- _Exercise_: Each line of the listing that contains the word "placeholder" is to be copied.

* start *

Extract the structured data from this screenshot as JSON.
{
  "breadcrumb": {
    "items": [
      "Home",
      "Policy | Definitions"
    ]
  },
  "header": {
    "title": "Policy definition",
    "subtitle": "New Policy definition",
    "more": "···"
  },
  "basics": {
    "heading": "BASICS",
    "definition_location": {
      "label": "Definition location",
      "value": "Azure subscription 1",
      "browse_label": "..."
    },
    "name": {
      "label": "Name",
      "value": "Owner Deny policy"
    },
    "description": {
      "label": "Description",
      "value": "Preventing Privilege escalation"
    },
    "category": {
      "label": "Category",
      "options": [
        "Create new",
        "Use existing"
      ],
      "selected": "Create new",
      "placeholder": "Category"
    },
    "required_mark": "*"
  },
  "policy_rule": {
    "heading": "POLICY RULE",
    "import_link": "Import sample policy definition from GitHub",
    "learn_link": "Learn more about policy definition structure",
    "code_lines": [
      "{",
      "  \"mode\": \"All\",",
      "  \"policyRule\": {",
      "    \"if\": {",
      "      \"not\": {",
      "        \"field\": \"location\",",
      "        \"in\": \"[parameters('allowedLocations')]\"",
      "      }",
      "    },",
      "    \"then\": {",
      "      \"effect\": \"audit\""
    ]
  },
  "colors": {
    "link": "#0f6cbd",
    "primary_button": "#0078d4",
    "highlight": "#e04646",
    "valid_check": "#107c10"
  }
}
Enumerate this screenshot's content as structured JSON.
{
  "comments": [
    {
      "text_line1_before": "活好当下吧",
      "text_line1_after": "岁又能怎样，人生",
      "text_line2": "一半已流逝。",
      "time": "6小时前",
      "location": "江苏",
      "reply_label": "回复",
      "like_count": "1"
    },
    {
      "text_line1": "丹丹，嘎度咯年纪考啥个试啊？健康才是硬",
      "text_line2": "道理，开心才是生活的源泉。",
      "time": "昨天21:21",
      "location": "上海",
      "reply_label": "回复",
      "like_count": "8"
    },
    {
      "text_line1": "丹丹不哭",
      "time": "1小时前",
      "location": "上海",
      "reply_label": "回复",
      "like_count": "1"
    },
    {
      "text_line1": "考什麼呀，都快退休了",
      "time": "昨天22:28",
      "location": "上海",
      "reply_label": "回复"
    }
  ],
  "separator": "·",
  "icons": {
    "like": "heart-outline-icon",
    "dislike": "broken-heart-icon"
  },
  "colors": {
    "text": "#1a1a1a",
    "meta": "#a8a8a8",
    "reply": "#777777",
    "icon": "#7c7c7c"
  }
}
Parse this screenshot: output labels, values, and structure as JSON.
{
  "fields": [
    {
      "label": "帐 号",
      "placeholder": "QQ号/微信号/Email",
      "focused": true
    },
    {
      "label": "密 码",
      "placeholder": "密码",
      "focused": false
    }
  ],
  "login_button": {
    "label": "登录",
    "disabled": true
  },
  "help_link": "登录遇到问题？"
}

* end *

- _Solution for this problem_:
      "placeholder": "Category"
      "placeholder": "QQ号/微信号/Email",
      "placeholder": "密码",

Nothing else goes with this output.